Repeat the whole of the data, keeping every detail the same.
begin Exercise data
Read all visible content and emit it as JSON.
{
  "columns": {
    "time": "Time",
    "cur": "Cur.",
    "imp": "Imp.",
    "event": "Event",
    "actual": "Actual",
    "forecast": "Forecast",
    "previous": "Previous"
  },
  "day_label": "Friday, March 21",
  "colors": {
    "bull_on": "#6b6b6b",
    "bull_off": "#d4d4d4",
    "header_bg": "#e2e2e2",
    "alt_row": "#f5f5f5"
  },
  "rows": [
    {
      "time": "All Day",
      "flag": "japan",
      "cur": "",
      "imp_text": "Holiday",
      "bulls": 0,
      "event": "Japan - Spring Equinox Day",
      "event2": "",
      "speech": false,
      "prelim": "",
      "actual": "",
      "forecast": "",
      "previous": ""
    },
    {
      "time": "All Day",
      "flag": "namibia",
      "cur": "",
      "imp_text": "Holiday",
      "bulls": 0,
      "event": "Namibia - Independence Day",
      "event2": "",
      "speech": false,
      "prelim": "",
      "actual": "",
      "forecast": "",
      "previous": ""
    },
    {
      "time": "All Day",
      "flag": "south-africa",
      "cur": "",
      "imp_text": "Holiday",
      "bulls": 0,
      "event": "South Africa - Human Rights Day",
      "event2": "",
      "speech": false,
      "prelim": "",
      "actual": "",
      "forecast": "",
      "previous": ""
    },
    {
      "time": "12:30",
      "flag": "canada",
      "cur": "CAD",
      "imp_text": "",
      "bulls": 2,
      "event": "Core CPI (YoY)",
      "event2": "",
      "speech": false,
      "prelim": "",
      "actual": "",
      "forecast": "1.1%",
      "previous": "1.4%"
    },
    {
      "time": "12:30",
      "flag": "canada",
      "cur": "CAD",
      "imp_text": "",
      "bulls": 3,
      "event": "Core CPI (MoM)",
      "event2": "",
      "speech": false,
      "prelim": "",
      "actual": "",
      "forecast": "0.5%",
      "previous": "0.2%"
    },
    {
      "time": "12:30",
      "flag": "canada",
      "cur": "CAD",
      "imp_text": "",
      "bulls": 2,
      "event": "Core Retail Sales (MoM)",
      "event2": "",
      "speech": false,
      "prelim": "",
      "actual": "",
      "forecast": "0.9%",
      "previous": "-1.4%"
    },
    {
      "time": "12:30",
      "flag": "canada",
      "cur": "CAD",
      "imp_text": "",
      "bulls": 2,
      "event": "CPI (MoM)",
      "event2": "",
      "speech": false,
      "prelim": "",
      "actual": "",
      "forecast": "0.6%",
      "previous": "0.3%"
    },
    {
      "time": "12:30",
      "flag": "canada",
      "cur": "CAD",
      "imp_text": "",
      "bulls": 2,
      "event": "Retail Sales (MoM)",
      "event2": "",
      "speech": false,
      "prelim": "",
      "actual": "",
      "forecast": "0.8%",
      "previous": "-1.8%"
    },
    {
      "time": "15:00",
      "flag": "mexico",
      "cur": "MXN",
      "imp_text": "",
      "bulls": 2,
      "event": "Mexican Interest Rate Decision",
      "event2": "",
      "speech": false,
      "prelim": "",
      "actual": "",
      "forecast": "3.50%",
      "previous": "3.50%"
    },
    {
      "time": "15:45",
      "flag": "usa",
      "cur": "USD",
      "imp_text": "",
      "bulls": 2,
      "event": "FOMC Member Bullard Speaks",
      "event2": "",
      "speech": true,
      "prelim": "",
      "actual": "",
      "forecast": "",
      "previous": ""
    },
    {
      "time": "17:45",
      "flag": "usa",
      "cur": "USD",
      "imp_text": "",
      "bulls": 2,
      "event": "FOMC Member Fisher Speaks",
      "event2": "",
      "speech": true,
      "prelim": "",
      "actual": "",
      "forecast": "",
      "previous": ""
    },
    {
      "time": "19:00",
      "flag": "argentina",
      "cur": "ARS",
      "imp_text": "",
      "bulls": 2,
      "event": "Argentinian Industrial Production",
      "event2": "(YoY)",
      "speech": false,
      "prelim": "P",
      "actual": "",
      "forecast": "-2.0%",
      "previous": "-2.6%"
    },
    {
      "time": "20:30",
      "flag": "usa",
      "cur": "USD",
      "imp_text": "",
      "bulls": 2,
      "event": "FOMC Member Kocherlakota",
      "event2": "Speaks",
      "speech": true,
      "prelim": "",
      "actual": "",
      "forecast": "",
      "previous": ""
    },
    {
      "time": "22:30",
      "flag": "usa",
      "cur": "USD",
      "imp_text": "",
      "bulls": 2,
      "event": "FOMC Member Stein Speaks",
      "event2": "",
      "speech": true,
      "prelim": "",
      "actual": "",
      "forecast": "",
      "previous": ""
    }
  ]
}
end Exercise data
**Solution for this exercise:**
Read all visible content and emit it as JSON.
{
  "columns": {
    "time": "Time",
    "cur": "Cur.",
    "imp": "Imp.",
    "event": "Event",
    "actual": "Actual",
    "forecast": "Forecast",
    "previous": "Previous"
  },
  "day_label": "Friday, March 21",
  "colors": {
    "bull_on": "#6b6b6b",
    "bull_off": "#d4d4d4",
    "header_bg": "#e2e2e2",
    "alt_row": "#f5f5f5"
  },
  "rows": [
    {
      "time": "All Day",
      "flag": "japan",
      "cur": "",
      "imp_text": "Holiday",
      "bulls": 0,
      "event": "Japan - Spring Equinox Day",
      "event2": "",
      "speech": false,
      "prelim": "",
      "actual": "",
      "forecast": "",
      "previous": ""
    },
    {
      "time": "All Day",
      "flag": "namibia",
      "cur": "",
      "imp_text": "Holiday",
      "bulls": 0,
      "event": "Namibia - Independence Day",
      "event2": "",
      "speech": false,
      "prelim": "",
      "actual": "",
      "forecast": "",
      "previous": ""
    },
    {
      "time": "All Day",
      "flag": "south-africa",
      "cur": "",
      "imp_text": "Holiday",
      "bulls": 0,
      "event": "South Africa - Human Rights Day",
      "event2": "",
      "speech": false,
      "prelim": "",
      "actual": "",
      "forecast": "",
      "previous": ""
    },
    {
      "time": "12:30",
      "flag": "canada",
      "cur": "CAD",
      "imp_text": "",
      "bulls": 2,
      "event": "Core CPI (YoY)",
      "event2": "",
      "speech": false,
      "prelim": "",
      "actual": "",
      "forecast": "1.1%",
      "previous": "1.4%"
    },
    {
      "time": "12:30",
      "flag": "canada",
      "cur": "CAD",
      "imp_text": "",
      "bulls": 3,
      "event": "Core CPI (MoM)",
      "event2": "",
      "speech": false,
      "prelim": "",
      "actual": "",
      "forecast": "0.5%",
      "previous": "0.2%"
    },
    {
      "time": "12:30",
      "flag": "canada",
      "cur": "CAD",
      "imp_text": "",
      "bulls": 2,
      "event": "Core Retail Sales (MoM)",
      "event2": "",
      "speech": false,
      "prelim": "",
      "actual": "",
      "forecast": "0.9%",
      "previous": "-1.4%"
    },
    {
      "time": "12:30",
      "flag": "canada",
      "cur": "CAD",
      "imp_text": "",
      "bulls": 2,
      "event": "CPI (MoM)",
      "event2": "",
      "speech": false,
      "prelim": "",
      "actual": "",
      "forecast": "0.6%",
      "previous": "0.3%"
    },
    {
      "time": "12:30",
      "flag": "canada",
      "cur": "CAD",
      "imp_text": "",
      "bulls": 2,
      "event": "Retail Sales (MoM)",
      "event2": "",
      "speech": false,
      "prelim": "",
      "actual": "",
      "forecast": "0.8%",
      "previous": "-1.8%"
    },
    {
      "time": "15:00",
      "flag": "mexico",
      "cur": "MXN",
      "imp_text": "",
      "bulls": 2,
      "event": "Mexican Interest Rate Decision",
      "event2": "",
      "speech": false,
      "prelim": "",
      "actual": "",
      "forecast": "3.50%",
      "previous": "3.50%"
    },
    {
      "time": "15:45",
      "flag": "usa",
      "cur": "USD",
      "imp_text": "",
      "bulls": 2,
      "event": "FOMC Member Bullard Speaks",
      "event2": "",
      "speech": true,
      "prelim": "",
      "actual": "",
      "forecast": "",
      "previous": ""
    },
    {
      "time": "17:45",
      "flag": "usa",
      "cur": "USD",
      "imp_text": "",
      "bulls": 2,
      "event": "FOMC Member Fisher Speaks",
      "event2": "",
      "speech": true,
      "prelim": "",
      "actual": "",
      "forecast": "",
      "previous": ""
    },
    {
      "time": "19:00",
      "flag": "argentina",
      "cur": "ARS",
      "imp_text": "",
      "bulls": 2,
      "event": "Argentinian Industrial Production",
      "event2": "(YoY)",
      "speech": false,
      "prelim": "P",
      "actual": "",
      "forecast": "-2.0%",
      "previous": "-2.6%"
    },
    {
      "time": "20:30",
      "flag": "usa",
      "cur": "USD",
      "imp_text": "",
      "bulls": 2,
      "event": "FOMC Member Kocherlakota",
      "event2": "Speaks",
      "speech": true,
      "prelim": "",
      "actual": "",
      "forecast": "",
      "previous": ""
    },
    {
      "time": "22:30",
      "flag": "usa",
      "cur": "USD",
      "imp_text": "",
      "bulls": 2,
      "event": "FOMC Member Stein Speaks",
      "event2": "",
      "speech": true,
      "prelim": "",
      "actual": "",
      "forecast": "",
      "previous": ""
    }
  ]
}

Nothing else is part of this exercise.